- _The exercise_: Copy all the entries word for word, but omit the pictures.

Figure data in JSON
⟨

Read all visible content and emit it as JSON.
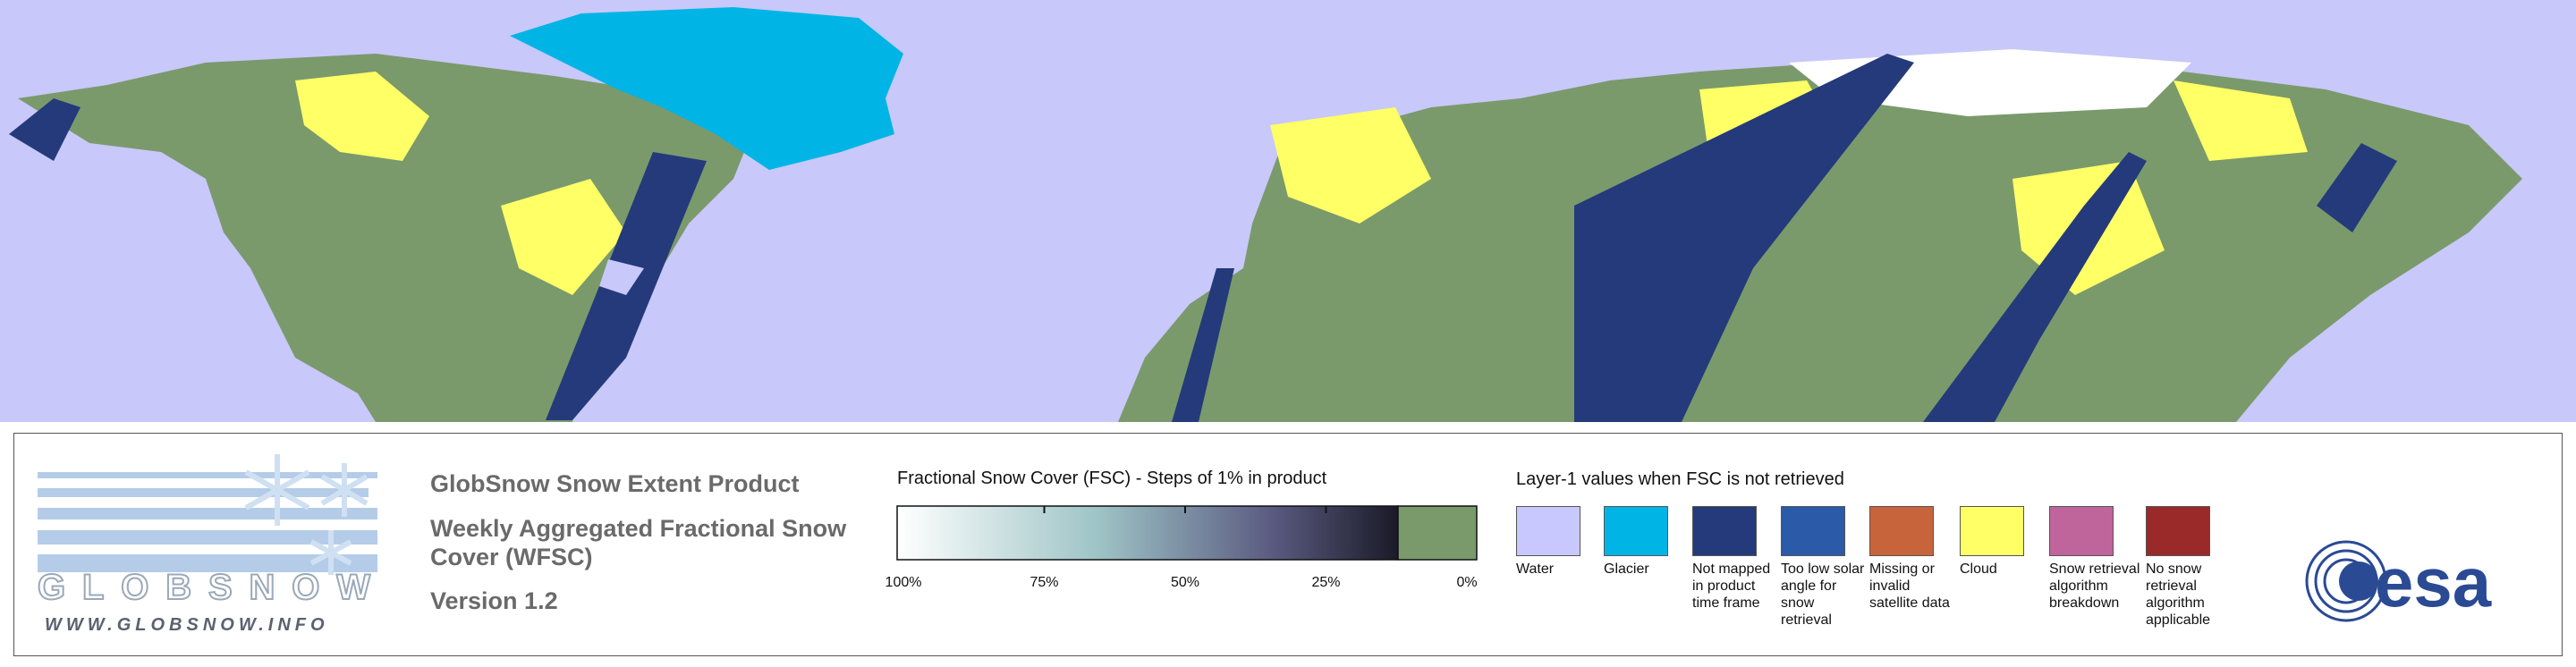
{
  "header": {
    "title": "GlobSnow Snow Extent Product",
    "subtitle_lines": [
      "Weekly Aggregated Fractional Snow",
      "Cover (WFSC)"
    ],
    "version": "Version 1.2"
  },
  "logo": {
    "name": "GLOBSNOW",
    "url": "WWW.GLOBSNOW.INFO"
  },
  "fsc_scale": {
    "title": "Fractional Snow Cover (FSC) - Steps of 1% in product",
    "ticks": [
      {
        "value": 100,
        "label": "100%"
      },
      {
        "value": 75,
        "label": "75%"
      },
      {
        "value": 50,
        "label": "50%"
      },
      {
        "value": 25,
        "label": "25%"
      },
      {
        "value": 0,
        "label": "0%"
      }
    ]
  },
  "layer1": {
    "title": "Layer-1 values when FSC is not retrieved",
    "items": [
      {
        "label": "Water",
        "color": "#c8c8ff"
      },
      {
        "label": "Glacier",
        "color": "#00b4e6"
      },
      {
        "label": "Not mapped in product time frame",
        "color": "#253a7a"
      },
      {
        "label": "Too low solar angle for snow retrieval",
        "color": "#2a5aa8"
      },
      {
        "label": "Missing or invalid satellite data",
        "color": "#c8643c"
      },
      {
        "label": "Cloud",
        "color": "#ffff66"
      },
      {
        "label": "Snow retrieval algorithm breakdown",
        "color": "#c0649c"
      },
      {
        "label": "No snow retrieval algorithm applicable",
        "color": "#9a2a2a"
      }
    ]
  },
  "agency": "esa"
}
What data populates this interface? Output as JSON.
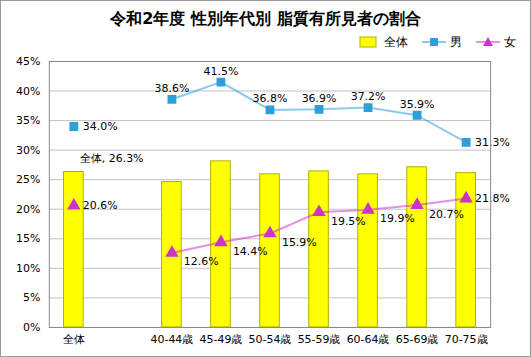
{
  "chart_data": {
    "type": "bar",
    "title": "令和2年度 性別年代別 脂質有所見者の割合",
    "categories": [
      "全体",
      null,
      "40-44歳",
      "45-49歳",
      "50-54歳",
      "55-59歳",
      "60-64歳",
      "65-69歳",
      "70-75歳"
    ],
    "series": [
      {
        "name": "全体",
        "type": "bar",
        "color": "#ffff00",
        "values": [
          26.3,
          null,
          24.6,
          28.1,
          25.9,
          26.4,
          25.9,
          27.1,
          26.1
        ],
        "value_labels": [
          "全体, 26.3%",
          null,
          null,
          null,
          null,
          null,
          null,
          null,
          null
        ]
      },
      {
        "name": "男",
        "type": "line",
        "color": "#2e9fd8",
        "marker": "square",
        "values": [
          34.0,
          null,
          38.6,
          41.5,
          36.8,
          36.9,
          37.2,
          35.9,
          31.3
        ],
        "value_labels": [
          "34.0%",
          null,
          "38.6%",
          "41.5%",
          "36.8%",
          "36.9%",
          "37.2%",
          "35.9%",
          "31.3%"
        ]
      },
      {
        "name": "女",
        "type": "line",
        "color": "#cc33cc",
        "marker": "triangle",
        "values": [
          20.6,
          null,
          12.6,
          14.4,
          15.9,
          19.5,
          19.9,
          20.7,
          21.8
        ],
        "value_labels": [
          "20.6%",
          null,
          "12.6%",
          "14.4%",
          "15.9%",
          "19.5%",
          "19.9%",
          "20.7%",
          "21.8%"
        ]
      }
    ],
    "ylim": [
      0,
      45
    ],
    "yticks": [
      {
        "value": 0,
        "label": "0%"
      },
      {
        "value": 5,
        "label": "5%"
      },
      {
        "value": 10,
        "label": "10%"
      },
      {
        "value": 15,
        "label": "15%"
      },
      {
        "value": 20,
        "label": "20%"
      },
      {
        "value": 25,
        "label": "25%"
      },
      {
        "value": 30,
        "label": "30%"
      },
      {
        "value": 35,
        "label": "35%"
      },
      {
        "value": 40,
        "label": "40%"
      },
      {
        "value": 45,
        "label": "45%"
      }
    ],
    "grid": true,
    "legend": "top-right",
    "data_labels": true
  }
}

⟩

- _Task answer_:
Read all visible content and emit it as JSON.
{
  "header": {
    "title": "GlobSnow Snow Extent Product",
    "subtitle_lines": [
      "Weekly Aggregated Fractional Snow",
      "Cover (WFSC)"
    ],
    "version": "Version 1.2"
  },
  "logo": {
    "name": "GLOBSNOW",
    "url": "WWW.GLOBSNOW.INFO"
  },
  "fsc_scale": {
    "title": "Fractional Snow Cover (FSC) - Steps of 1% in product",
    "ticks": [
      {
        "value": 100,
        "label": "100%"
      },
      {
        "value": 75,
        "label": "75%"
      },
      {
        "value": 50,
        "label": "50%"
      },
      {
        "value": 25,
        "label": "25%"
      },
      {
        "value": 0,
        "label": "0%"
      }
    ]
  },
  "layer1": {
    "title": "Layer-1 values when FSC is not retrieved",
    "items": [
      {
        "label": "Water",
        "color": "#c8c8ff"
      },
      {
        "label": "Glacier",
        "color": "#00b4e6"
      },
      {
        "label": "Not mapped in product time frame",
        "color": "#253a7a"
      },
      {
        "label": "Too low solar angle for snow retrieval",
        "color": "#2a5aa8"
      },
      {
        "label": "Missing or invalid satellite data",
        "color": "#c8643c"
      },
      {
        "label": "Cloud",
        "color": "#ffff66"
      },
      {
        "label": "Snow retrieval algorithm breakdown",
        "color": "#c0649c"
      },
      {
        "label": "No snow retrieval algorithm applicable",
        "color": "#9a2a2a"
      }
    ]
  },
  "agency": "esa"
}
What data populates this interface? Output as JSON.
{
  "chart_data": {
    "type": "bar",
    "title": "令和2年度 性別年代別 脂質有所見者の割合",
    "categories": [
      "全体",
      null,
      "40-44歳",
      "45-49歳",
      "50-54歳",
      "55-59歳",
      "60-64歳",
      "65-69歳",
      "70-75歳"
    ],
    "series": [
      {
        "name": "全体",
        "type": "bar",
        "color": "#ffff00",
        "values": [
          26.3,
          null,
          24.6,
          28.1,
          25.9,
          26.4,
          25.9,
          27.1,
          26.1
        ],
        "value_labels": [
          "全体, 26.3%",
          null,
          null,
          null,
          null,
          null,
          null,
          null,
          null
        ]
      },
      {
        "name": "男",
        "type": "line",
        "color": "#2e9fd8",
        "marker": "square",
        "values": [
          34.0,
          null,
          38.6,
          41.5,
          36.8,
          36.9,
          37.2,
          35.9,
          31.3
        ],
        "value_labels": [
          "34.0%",
          null,
          "38.6%",
          "41.5%",
          "36.8%",
          "36.9%",
          "37.2%",
          "35.9%",
          "31.3%"
        ]
      },
      {
        "name": "女",
        "type": "line",
        "color": "#cc33cc",
        "marker": "triangle",
        "values": [
          20.6,
          null,
          12.6,
          14.4,
          15.9,
          19.5,
          19.9,
          20.7,
          21.8
        ],
        "value_labels": [
          "20.6%",
          null,
          "12.6%",
          "14.4%",
          "15.9%",
          "19.5%",
          "19.9%",
          "20.7%",
          "21.8%"
        ]
      }
    ],
    "ylim": [
      0,
      45
    ],
    "yticks": [
      {
        "value": 0,
        "label": "0%"
      },
      {
        "value": 5,
        "label": "5%"
      },
      {
        "value": 10,
        "label": "10%"
      },
      {
        "value": 15,
        "label": "15%"
      },
      {
        "value": 20,
        "label": "20%"
      },
      {
        "value": 25,
        "label": "25%"
      },
      {
        "value": 30,
        "label": "30%"
      },
      {
        "value": 35,
        "label": "35%"
      },
      {
        "value": 40,
        "label": "40%"
      },
      {
        "value": 45,
        "label": "45%"
      }
    ],
    "grid": true,
    "legend": "top-right",
    "data_labels": true
  }
}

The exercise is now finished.